■ **TASK INSTRUCTIONS**
List every woman named in the biography of Diego Fernández below.

■ **EXCERPT PROVIDED**
┄┄┄┄┄┄
= Diego Fernández of Oviedo =

Count of Asturias

Diego Fernández (fl. 1020 - c. 1046 (Note: Count Diego died before 24 July 1046 when his daughter Onneca Díaz and her husband Gundemaro Iohannes appear in a charter from the Cathedral of Oviedo as executors of his will.)), also known as Diego Fernández de Oviedo, was a member of one of the most noble lineages of the Kingdom of León as the son of Fernando Flaínez and Elvira Peláez, daughter of count Pelayo Rodríguez. He was the second cousin of King Ferdinand I since both shared the same great-grandfather, Count Fernando Bermúdez de Cea. Distinguished with the title of Count at an early age, Diego was the father of Jimena Díaz, wife of Rodrigo Díaz de Vivar El Cid.

== Marriages and issue ==
Count Diego first married Elvira Ovéquiz, daughter of Count Oveco Sánchez and Countess Elo, who gave him two daughters:
- Onneca Mayor Díaz the wife of Gundemaro Iohannes (Ibáñez)
┄┄┄┄┄┄
■ **RECORDS PROVIDED**
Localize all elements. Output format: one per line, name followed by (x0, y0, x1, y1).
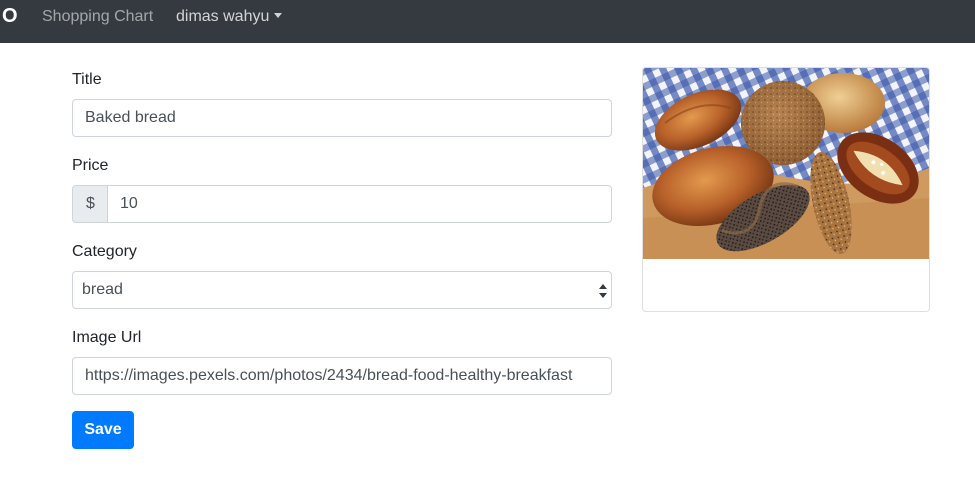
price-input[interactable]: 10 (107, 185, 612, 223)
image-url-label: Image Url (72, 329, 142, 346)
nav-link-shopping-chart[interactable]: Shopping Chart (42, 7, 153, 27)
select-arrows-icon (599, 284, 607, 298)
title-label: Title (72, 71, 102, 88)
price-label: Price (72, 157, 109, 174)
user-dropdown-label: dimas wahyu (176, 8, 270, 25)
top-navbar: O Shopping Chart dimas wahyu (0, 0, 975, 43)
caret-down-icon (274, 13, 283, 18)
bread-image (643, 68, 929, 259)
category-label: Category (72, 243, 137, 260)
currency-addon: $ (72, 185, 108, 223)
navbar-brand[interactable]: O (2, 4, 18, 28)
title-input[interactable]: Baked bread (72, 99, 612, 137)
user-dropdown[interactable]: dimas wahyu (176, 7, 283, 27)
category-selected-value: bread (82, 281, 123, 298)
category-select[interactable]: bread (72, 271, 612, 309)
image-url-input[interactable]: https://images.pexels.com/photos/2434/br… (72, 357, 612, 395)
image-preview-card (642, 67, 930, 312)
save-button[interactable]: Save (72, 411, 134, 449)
┄┄┄┄┄┄
■ **WRITTEN ANSWER**
- Onneca Díaz (also given as Onneca Mayor Díaz)
- Elvira Peláez
- Jimena Díaz
- Elvira Ovéquiz
- Countess Elo